Aim of the task → Exactly as written, retype the listing below, omitting the pictures.

++++ Data to use

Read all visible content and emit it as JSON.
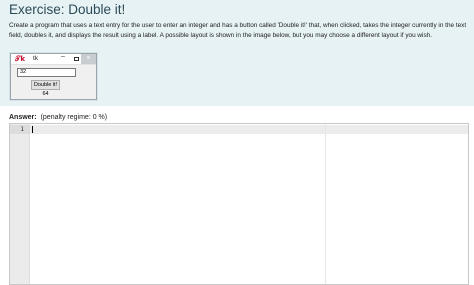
{
  "question": {
    "title": "Exercise: Double it!",
    "description": "Create a program that uses a text entry for the user to enter an integer and has a button called 'Double it!' that, when clicked, takes the integer currently in the text field, doubles it, and displays the result using a label. A possible layout is shown in the image below, but you may choose a different layout if you wish."
  },
  "tk_window": {
    "icon": "tk-feather-icon",
    "title": "tk",
    "minimize_glyph": "–",
    "close_glyph": "×",
    "entry_value": "32",
    "button_label": "Double it!",
    "result_label": "64"
  },
  "answer": {
    "label": "Answer:",
    "penalty": "(penalty regime: 0 %)"
  },
  "editor": {
    "line_numbers": [
      "1"
    ],
    "content": ""
  }
}
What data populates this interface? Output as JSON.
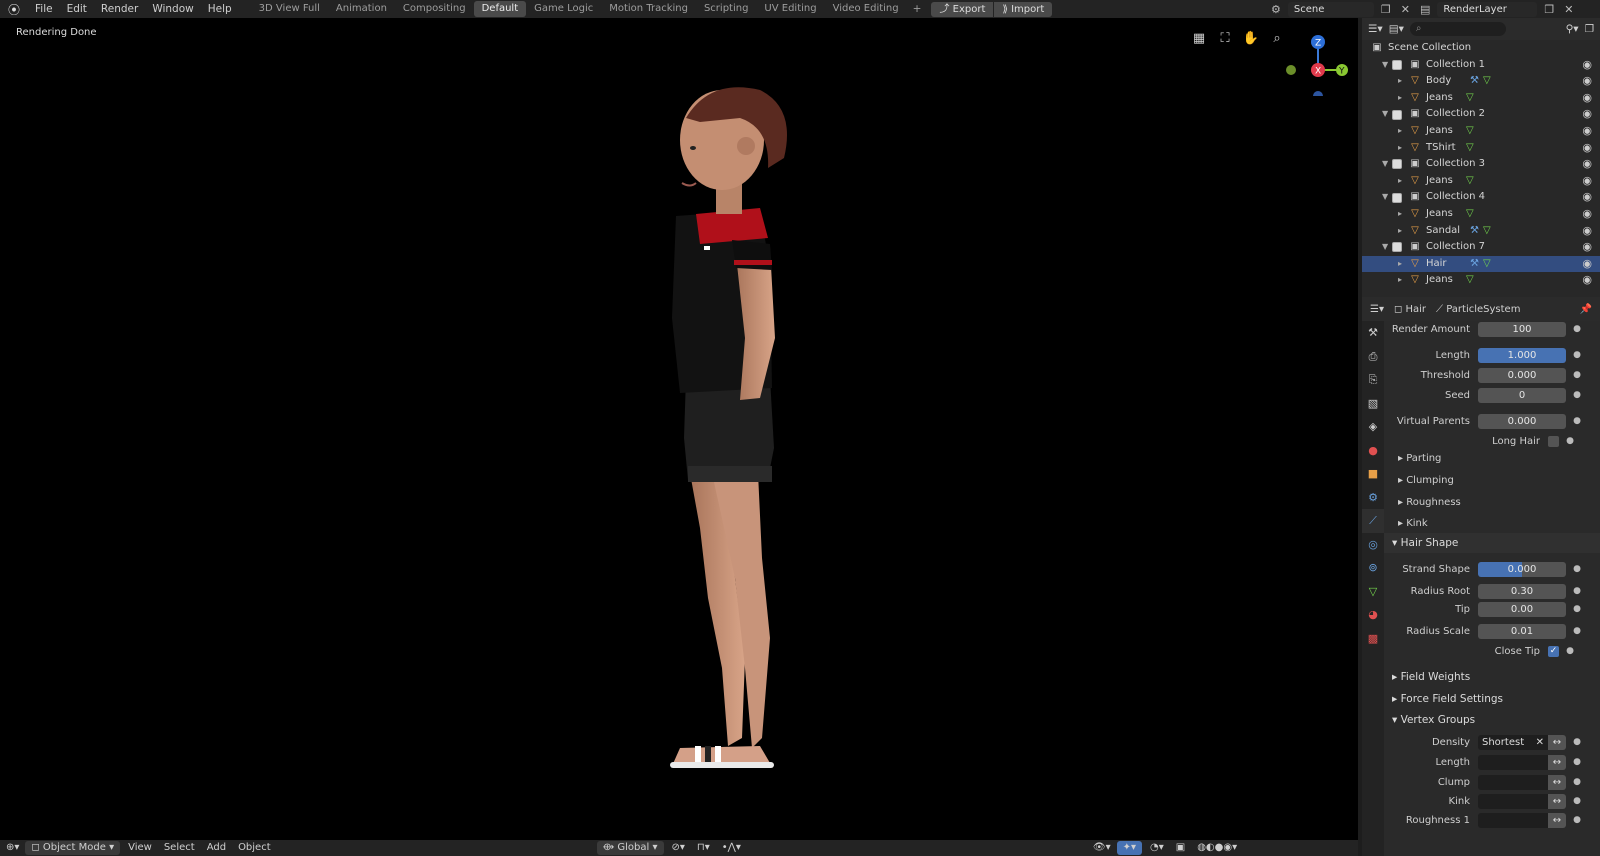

++++++++

Exercise response →
Read all visible content and emit it as JSON.
{
  "question": {
    "title": "Exercise: Double it!",
    "description": "Create a program that uses a text entry for the user to enter an integer and has a button called 'Double it!' that, when clicked, takes the integer currently in the text field, doubles it, and displays the result using a label. A possible layout is shown in the image below, but you may choose a different layout if you wish."
  },
  "tk_window": {
    "icon": "tk-feather-icon",
    "title": "tk",
    "minimize_glyph": "–",
    "close_glyph": "×",
    "entry_value": "32",
    "button_label": "Double it!",
    "result_label": "64"
  },
  "answer": {
    "label": "Answer:",
    "penalty": "(penalty regime: 0 %)"
  },
  "editor": {
    "line_numbers": [
      "1"
    ],
    "content": ""
  }
}
What data populates this interface? Output as JSON.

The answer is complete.